Copy out, exactly as written, only the line containing "OCR this image." and the lines after it through the end of the records.

## SUPPLIED MATERIAL
•••

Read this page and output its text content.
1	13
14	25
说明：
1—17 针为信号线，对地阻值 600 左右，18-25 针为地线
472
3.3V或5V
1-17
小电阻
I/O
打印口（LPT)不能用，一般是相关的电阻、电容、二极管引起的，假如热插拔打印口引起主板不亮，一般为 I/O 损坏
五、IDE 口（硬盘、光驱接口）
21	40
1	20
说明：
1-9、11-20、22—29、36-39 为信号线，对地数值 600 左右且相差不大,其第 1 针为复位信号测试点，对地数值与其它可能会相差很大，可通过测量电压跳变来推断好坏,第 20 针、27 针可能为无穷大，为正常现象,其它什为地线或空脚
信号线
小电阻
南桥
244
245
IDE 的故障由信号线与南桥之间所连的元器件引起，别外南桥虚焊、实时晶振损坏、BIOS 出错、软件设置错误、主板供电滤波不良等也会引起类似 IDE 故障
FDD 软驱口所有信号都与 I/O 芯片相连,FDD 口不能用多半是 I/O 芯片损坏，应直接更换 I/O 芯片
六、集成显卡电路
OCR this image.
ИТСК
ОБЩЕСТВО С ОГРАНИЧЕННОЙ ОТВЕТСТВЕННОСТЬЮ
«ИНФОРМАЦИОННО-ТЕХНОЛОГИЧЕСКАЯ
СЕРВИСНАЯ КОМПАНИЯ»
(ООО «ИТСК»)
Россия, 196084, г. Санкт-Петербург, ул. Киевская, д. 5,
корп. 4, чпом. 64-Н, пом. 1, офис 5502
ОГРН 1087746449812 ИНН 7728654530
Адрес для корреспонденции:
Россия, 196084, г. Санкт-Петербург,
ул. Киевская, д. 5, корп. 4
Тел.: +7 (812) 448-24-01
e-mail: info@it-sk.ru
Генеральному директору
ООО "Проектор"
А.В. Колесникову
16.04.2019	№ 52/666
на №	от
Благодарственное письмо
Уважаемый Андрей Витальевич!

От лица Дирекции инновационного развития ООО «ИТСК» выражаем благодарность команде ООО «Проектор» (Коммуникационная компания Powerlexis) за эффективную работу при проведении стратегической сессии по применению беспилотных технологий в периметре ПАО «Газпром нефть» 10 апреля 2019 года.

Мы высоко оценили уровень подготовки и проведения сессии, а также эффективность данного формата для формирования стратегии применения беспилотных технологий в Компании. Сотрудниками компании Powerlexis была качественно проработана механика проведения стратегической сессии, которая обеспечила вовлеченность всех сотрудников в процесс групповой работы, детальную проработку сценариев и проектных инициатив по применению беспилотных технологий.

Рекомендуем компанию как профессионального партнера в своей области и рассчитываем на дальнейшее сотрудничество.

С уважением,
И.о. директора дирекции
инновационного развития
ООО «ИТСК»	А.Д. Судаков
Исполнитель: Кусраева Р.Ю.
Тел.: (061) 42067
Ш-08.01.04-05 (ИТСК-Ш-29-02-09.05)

•••

## CORRECT RESPONSE
OCR this image.
ИТСК
ОБЩЕСТВО С ОГРАНИЧЕННОЙ ОТВЕТСТВЕННОСТЬЮ
«ИНФОРМАЦИОННО-ТЕХНОЛОГИЧЕСКАЯ
СЕРВИСНАЯ КОМПАНИЯ»
(ООО «ИТСК»)
Россия, 196084, г. Санкт-Петербург, ул. Киевская, д. 5,
корп. 4, чпом. 64-Н, пом. 1, офис 5502
ОГРН 1087746449812 ИНН 7728654530
Адрес для корреспонденции:
Россия, 196084, г. Санкт-Петербург,
ул. Киевская, д. 5, корп. 4
Тел.: +7 (812) 448-24-01
e-mail: info@it-sk.ru
Генеральному директору
ООО "Проектор"
А.В. Колесникову
16.04.2019	№ 52/666
на №	от
Благодарственное письмо
Уважаемый Андрей Витальевич!

От лица Дирекции инновационного развития ООО «ИТСК» выражаем благодарность команде ООО «Проектор» (Коммуникационная компания Powerlexis) за эффективную работу при проведении стратегической сессии по применению беспилотных технологий в периметре ПАО «Газпром нефть» 10 апреля 2019 года.

Мы высоко оценили уровень подготовки и проведения сессии, а также эффективность данного формата для формирования стратегии применения беспилотных технологий в Компании. Сотрудниками компании Powerlexis была качественно проработана механика проведения стратегической сессии, которая обеспечила вовлеченность всех сотрудников в процесс групповой работы, детальную проработку сценариев и проектных инициатив по применению беспилотных технологий.

Рекомендуем компанию как профессионального партнера в своей области и рассчитываем на дальнейшее сотрудничество.

С уважением,
И.о. директора дирекции
инновационного развития
ООО «ИТСК»	А.Д. Судаков
Исполнитель: Кусраева Р.Ю.
Тел.: (061) 42067
Ш-08.01.04-05 (ИТСК-Ш-29-02-09.05)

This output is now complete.